**Instructions to follow**
All the records that follow need to be reproduced exactly. Omit the images.

Figure record extracts
◇ ◇ ◇ ◇ ◇ ◇ ◇

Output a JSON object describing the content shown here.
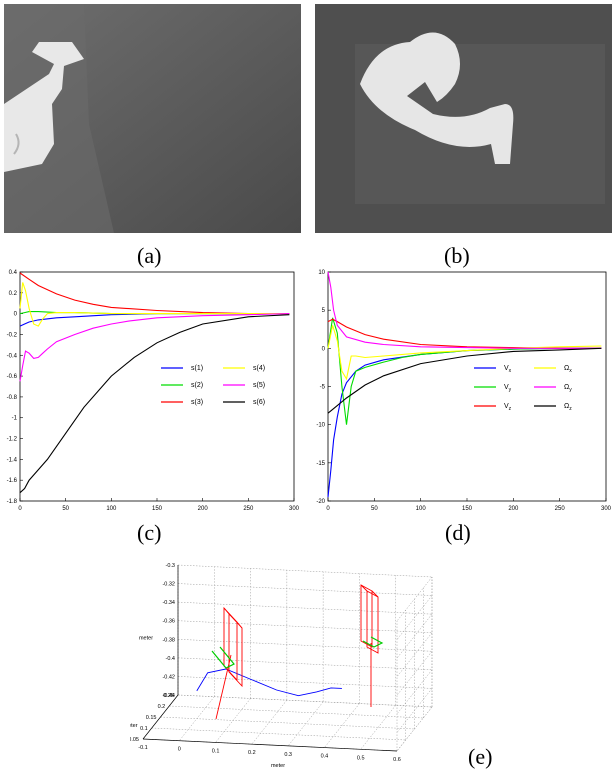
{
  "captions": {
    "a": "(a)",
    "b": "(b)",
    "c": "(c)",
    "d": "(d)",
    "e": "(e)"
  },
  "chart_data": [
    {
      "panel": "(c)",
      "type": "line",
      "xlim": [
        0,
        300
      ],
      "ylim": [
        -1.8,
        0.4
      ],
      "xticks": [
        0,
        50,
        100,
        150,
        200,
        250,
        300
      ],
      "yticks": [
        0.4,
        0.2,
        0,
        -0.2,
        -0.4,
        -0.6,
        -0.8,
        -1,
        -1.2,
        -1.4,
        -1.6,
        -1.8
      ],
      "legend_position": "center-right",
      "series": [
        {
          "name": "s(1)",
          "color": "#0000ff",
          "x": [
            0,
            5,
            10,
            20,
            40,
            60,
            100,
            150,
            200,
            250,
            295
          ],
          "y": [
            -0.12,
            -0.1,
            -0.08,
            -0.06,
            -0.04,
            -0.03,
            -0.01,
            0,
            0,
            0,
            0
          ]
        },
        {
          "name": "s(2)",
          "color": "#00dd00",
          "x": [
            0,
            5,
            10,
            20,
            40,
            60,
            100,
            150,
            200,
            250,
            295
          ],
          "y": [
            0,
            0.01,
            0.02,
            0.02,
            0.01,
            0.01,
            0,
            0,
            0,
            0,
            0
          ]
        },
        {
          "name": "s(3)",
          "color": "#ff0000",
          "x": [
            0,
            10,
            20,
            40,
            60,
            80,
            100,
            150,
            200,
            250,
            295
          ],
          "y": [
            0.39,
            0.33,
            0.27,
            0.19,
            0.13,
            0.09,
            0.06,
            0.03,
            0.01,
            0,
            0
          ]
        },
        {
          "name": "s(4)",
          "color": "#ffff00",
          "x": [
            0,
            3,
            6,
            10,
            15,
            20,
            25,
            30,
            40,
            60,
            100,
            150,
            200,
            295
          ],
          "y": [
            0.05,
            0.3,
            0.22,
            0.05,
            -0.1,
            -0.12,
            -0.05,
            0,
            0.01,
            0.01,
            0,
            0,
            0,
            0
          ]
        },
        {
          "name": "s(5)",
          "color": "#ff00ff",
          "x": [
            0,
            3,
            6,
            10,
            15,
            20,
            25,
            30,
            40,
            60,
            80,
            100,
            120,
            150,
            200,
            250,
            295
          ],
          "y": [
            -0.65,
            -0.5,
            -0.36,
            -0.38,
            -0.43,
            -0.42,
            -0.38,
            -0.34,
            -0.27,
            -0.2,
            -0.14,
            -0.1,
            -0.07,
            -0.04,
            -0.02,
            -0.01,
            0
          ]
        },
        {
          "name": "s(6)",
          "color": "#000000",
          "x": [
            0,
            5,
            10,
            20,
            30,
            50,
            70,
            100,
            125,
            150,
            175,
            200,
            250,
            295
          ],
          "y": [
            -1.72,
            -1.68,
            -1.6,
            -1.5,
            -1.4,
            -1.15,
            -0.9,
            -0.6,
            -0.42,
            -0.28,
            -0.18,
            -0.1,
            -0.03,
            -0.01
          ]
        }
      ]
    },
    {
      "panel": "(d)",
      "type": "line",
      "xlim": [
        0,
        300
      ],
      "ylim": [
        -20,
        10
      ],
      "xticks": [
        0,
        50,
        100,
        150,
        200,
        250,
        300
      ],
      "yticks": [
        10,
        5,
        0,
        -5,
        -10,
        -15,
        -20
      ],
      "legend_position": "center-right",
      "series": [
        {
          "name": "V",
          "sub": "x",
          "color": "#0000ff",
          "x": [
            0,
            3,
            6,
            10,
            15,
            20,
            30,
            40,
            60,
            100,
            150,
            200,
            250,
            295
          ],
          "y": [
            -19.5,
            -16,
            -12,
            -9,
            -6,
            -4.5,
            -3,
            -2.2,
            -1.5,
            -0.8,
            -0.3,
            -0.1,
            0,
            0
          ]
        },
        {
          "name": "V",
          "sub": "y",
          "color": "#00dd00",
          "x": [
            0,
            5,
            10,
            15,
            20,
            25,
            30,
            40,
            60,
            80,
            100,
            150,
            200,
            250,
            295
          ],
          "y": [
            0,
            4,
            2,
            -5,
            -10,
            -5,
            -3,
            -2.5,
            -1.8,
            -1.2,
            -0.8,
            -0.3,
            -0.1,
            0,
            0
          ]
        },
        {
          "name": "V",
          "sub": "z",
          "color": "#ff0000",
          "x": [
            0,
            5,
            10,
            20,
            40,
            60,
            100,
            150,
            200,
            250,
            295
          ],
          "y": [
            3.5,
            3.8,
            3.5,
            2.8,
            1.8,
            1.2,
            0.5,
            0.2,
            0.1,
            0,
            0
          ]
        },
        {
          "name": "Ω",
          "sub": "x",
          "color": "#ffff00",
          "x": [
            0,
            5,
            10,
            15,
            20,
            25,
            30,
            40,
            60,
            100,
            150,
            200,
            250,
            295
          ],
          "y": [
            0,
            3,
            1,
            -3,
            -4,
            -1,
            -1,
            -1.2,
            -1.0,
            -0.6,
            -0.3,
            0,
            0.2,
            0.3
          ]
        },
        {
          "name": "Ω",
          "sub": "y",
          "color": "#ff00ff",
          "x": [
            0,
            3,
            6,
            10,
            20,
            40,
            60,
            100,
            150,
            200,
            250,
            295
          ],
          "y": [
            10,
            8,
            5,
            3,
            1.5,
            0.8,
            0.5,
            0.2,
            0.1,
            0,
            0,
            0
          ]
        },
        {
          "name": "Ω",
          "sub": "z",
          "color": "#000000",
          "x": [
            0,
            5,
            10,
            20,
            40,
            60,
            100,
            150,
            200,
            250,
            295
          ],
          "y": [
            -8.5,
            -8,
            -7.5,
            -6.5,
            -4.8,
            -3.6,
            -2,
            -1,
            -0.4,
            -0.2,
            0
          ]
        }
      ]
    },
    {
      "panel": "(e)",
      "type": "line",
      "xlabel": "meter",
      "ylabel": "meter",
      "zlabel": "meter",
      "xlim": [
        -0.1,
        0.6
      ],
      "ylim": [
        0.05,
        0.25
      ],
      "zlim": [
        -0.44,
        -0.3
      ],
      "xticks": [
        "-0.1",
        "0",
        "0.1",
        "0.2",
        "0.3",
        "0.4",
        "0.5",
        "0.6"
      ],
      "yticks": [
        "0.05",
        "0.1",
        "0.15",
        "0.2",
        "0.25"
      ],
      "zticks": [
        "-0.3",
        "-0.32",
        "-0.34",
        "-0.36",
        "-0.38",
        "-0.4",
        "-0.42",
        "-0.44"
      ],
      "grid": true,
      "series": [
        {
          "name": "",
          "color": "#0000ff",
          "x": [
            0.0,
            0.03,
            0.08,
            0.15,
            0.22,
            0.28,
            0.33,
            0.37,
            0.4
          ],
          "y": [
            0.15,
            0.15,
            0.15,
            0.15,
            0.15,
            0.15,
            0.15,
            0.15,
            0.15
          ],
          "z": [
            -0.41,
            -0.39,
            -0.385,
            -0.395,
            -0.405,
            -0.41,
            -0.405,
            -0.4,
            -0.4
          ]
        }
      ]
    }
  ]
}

◇ ◇ ◇ ◇ ◇ ◇ ◇

**Written reply**
Output a JSON object describing the content shown here.
{
  "captions": {
    "a": "(a)",
    "b": "(b)",
    "c": "(c)",
    "d": "(d)",
    "e": "(e)"
  },
  "chart_data": [
    {
      "panel": "(c)",
      "type": "line",
      "xlim": [
        0,
        300
      ],
      "ylim": [
        -1.8,
        0.4
      ],
      "xticks": [
        0,
        50,
        100,
        150,
        200,
        250,
        300
      ],
      "yticks": [
        0.4,
        0.2,
        0,
        -0.2,
        -0.4,
        -0.6,
        -0.8,
        -1,
        -1.2,
        -1.4,
        -1.6,
        -1.8
      ],
      "legend_position": "center-right",
      "series": [
        {
          "name": "s(1)",
          "color": "#0000ff",
          "x": [
            0,
            5,
            10,
            20,
            40,
            60,
            100,
            150,
            200,
            250,
            295
          ],
          "y": [
            -0.12,
            -0.1,
            -0.08,
            -0.06,
            -0.04,
            -0.03,
            -0.01,
            0,
            0,
            0,
            0
          ]
        },
        {
          "name": "s(2)",
          "color": "#00dd00",
          "x": [
            0,
            5,
            10,
            20,
            40,
            60,
            100,
            150,
            200,
            250,
            295
          ],
          "y": [
            0,
            0.01,
            0.02,
            0.02,
            0.01,
            0.01,
            0,
            0,
            0,
            0,
            0
          ]
        },
        {
          "name": "s(3)",
          "color": "#ff0000",
          "x": [
            0,
            10,
            20,
            40,
            60,
            80,
            100,
            150,
            200,
            250,
            295
          ],
          "y": [
            0.39,
            0.33,
            0.27,
            0.19,
            0.13,
            0.09,
            0.06,
            0.03,
            0.01,
            0,
            0
          ]
        },
        {
          "name": "s(4)",
          "color": "#ffff00",
          "x": [
            0,
            3,
            6,
            10,
            15,
            20,
            25,
            30,
            40,
            60,
            100,
            150,
            200,
            295
          ],
          "y": [
            0.05,
            0.3,
            0.22,
            0.05,
            -0.1,
            -0.12,
            -0.05,
            0,
            0.01,
            0.01,
            0,
            0,
            0,
            0
          ]
        },
        {
          "name": "s(5)",
          "color": "#ff00ff",
          "x": [
            0,
            3,
            6,
            10,
            15,
            20,
            25,
            30,
            40,
            60,
            80,
            100,
            120,
            150,
            200,
            250,
            295
          ],
          "y": [
            -0.65,
            -0.5,
            -0.36,
            -0.38,
            -0.43,
            -0.42,
            -0.38,
            -0.34,
            -0.27,
            -0.2,
            -0.14,
            -0.1,
            -0.07,
            -0.04,
            -0.02,
            -0.01,
            0
          ]
        },
        {
          "name": "s(6)",
          "color": "#000000",
          "x": [
            0,
            5,
            10,
            20,
            30,
            50,
            70,
            100,
            125,
            150,
            175,
            200,
            250,
            295
          ],
          "y": [
            -1.72,
            -1.68,
            -1.6,
            -1.5,
            -1.4,
            -1.15,
            -0.9,
            -0.6,
            -0.42,
            -0.28,
            -0.18,
            -0.1,
            -0.03,
            -0.01
          ]
        }
      ]
    },
    {
      "panel": "(d)",
      "type": "line",
      "xlim": [
        0,
        300
      ],
      "ylim": [
        -20,
        10
      ],
      "xticks": [
        0,
        50,
        100,
        150,
        200,
        250,
        300
      ],
      "yticks": [
        10,
        5,
        0,
        -5,
        -10,
        -15,
        -20
      ],
      "legend_position": "center-right",
      "series": [
        {
          "name": "V",
          "sub": "x",
          "color": "#0000ff",
          "x": [
            0,
            3,
            6,
            10,
            15,
            20,
            30,
            40,
            60,
            100,
            150,
            200,
            250,
            295
          ],
          "y": [
            -19.5,
            -16,
            -12,
            -9,
            -6,
            -4.5,
            -3,
            -2.2,
            -1.5,
            -0.8,
            -0.3,
            -0.1,
            0,
            0
          ]
        },
        {
          "name": "V",
          "sub": "y",
          "color": "#00dd00",
          "x": [
            0,
            5,
            10,
            15,
            20,
            25,
            30,
            40,
            60,
            80,
            100,
            150,
            200,
            250,
            295
          ],
          "y": [
            0,
            4,
            2,
            -5,
            -10,
            -5,
            -3,
            -2.5,
            -1.8,
            -1.2,
            -0.8,
            -0.3,
            -0.1,
            0,
            0
          ]
        },
        {
          "name": "V",
          "sub": "z",
          "color": "#ff0000",
          "x": [
            0,
            5,
            10,
            20,
            40,
            60,
            100,
            150,
            200,
            250,
            295
          ],
          "y": [
            3.5,
            3.8,
            3.5,
            2.8,
            1.8,
            1.2,
            0.5,
            0.2,
            0.1,
            0,
            0
          ]
        },
        {
          "name": "Ω",
          "sub": "x",
          "color": "#ffff00",
          "x": [
            0,
            5,
            10,
            15,
            20,
            25,
            30,
            40,
            60,
            100,
            150,
            200,
            250,
            295
          ],
          "y": [
            0,
            3,
            1,
            -3,
            -4,
            -1,
            -1,
            -1.2,
            -1.0,
            -0.6,
            -0.3,
            0,
            0.2,
            0.3
          ]
        },
        {
          "name": "Ω",
          "sub": "y",
          "color": "#ff00ff",
          "x": [
            0,
            3,
            6,
            10,
            20,
            40,
            60,
            100,
            150,
            200,
            250,
            295
          ],
          "y": [
            10,
            8,
            5,
            3,
            1.5,
            0.8,
            0.5,
            0.2,
            0.1,
            0,
            0,
            0
          ]
        },
        {
          "name": "Ω",
          "sub": "z",
          "color": "#000000",
          "x": [
            0,
            5,
            10,
            20,
            40,
            60,
            100,
            150,
            200,
            250,
            295
          ],
          "y": [
            -8.5,
            -8,
            -7.5,
            -6.5,
            -4.8,
            -3.6,
            -2,
            -1,
            -0.4,
            -0.2,
            0
          ]
        }
      ]
    },
    {
      "panel": "(e)",
      "type": "line",
      "xlabel": "meter",
      "ylabel": "meter",
      "zlabel": "meter",
      "xlim": [
        -0.1,
        0.6
      ],
      "ylim": [
        0.05,
        0.25
      ],
      "zlim": [
        -0.44,
        -0.3
      ],
      "xticks": [
        "-0.1",
        "0",
        "0.1",
        "0.2",
        "0.3",
        "0.4",
        "0.5",
        "0.6"
      ],
      "yticks": [
        "0.05",
        "0.1",
        "0.15",
        "0.2",
        "0.25"
      ],
      "zticks": [
        "-0.3",
        "-0.32",
        "-0.34",
        "-0.36",
        "-0.38",
        "-0.4",
        "-0.42",
        "-0.44"
      ],
      "grid": true,
      "series": [
        {
          "name": "",
          "color": "#0000ff",
          "x": [
            0.0,
            0.03,
            0.08,
            0.15,
            0.22,
            0.28,
            0.33,
            0.37,
            0.4
          ],
          "y": [
            0.15,
            0.15,
            0.15,
            0.15,
            0.15,
            0.15,
            0.15,
            0.15,
            0.15
          ],
          "z": [
            -0.41,
            -0.39,
            -0.385,
            -0.395,
            -0.405,
            -0.41,
            -0.405,
            -0.4,
            -0.4
          ]
        }
      ]
    }
  ]
}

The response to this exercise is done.